[Chart and figure data]
>> Begin

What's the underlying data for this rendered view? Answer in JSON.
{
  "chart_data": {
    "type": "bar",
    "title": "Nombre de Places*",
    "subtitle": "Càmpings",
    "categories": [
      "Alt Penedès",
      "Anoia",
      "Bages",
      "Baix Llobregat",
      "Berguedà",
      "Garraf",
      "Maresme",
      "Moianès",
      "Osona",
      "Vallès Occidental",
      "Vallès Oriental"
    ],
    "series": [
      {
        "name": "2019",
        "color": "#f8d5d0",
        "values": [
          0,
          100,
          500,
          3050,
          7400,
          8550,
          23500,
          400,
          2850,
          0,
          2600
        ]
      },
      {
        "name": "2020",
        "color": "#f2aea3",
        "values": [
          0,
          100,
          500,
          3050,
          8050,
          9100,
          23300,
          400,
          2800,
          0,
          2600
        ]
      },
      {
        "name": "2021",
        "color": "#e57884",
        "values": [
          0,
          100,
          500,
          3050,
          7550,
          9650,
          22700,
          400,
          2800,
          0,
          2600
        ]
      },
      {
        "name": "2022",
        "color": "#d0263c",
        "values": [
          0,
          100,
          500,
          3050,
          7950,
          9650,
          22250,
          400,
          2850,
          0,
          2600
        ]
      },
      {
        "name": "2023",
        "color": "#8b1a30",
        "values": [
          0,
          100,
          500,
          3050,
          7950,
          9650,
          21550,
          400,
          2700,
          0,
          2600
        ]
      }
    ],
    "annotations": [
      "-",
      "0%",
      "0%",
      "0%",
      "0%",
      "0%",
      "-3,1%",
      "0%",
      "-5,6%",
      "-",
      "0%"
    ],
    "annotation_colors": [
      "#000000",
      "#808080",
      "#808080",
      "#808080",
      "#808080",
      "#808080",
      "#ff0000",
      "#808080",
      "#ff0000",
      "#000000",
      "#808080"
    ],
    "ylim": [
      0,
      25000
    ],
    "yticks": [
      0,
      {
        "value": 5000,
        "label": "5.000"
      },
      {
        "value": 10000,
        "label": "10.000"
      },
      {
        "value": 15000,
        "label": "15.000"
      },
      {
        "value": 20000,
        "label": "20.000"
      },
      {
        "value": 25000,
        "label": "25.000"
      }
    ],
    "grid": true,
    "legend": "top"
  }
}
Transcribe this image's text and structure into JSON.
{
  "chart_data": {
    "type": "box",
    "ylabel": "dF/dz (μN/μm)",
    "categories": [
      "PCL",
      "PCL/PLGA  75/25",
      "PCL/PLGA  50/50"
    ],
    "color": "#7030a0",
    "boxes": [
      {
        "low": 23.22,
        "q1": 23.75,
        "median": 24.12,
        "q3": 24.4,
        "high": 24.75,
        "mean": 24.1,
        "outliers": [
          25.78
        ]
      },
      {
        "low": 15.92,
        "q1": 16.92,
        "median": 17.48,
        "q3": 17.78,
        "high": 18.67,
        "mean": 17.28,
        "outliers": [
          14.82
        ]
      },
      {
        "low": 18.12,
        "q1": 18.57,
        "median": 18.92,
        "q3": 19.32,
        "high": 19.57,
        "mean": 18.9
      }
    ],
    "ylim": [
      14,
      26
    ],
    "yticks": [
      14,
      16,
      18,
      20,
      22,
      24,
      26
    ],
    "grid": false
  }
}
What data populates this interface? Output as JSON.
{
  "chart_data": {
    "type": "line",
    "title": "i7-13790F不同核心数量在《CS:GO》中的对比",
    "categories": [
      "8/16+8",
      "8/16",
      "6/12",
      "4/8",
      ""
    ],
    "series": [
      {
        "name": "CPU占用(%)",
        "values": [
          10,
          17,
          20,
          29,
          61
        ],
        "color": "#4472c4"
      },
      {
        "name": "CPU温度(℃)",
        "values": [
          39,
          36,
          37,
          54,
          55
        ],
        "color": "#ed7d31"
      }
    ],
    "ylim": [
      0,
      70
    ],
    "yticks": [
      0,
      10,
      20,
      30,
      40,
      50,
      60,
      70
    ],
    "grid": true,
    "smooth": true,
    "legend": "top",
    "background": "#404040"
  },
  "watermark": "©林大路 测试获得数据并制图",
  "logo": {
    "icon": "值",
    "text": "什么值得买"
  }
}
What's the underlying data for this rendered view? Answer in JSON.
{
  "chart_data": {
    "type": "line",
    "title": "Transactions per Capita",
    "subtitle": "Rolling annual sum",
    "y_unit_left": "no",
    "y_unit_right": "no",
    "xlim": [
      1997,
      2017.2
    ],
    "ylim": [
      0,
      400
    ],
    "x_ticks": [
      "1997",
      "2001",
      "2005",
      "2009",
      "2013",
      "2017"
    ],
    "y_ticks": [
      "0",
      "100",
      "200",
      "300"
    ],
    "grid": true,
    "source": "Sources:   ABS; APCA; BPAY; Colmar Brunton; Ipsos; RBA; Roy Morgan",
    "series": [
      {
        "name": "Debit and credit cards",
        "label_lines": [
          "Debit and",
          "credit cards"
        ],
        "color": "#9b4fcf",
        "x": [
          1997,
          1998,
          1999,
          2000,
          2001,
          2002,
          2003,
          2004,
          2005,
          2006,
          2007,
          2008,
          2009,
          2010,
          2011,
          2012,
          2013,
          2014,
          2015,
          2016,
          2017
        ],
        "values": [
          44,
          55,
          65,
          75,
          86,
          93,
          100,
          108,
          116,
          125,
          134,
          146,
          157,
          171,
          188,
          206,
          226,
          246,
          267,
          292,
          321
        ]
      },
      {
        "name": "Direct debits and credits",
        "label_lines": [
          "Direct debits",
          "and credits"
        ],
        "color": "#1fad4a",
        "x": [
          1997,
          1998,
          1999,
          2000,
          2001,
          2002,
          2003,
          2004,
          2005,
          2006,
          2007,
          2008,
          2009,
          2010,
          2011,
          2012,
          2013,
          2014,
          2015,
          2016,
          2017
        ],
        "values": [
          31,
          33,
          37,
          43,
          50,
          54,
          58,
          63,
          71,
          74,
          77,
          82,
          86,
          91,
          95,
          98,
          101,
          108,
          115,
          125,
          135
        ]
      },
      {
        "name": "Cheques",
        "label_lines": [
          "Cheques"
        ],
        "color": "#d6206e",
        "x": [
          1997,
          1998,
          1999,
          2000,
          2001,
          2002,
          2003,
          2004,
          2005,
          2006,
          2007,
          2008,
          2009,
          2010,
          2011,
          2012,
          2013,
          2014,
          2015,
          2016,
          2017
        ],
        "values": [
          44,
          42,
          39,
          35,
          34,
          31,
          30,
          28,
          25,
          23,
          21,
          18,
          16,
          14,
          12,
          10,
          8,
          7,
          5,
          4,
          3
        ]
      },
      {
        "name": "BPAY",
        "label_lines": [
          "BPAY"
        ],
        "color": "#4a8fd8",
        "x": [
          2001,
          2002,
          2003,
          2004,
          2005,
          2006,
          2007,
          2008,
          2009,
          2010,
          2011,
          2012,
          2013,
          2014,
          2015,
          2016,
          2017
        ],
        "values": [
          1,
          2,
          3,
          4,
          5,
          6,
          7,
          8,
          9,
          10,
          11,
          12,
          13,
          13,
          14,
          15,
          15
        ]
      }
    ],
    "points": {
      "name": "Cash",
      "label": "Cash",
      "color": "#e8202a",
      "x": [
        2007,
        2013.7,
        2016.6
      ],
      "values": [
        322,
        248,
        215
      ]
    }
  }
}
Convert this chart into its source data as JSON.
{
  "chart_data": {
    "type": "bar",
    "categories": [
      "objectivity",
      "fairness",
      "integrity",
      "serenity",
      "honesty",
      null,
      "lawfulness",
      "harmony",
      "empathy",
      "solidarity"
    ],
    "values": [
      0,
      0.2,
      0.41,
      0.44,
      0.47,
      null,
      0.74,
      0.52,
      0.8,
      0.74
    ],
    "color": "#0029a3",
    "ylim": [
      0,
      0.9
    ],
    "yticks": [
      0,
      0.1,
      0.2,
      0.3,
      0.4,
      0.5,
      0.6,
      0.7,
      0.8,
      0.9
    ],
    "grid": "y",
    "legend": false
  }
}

>> End

- TASK DESCRIPTION:
Collect every line above that contains the word "Direct".

- CORRECT OUTPUT:
        "name": "Direct debits and credits",
          "Direct debits",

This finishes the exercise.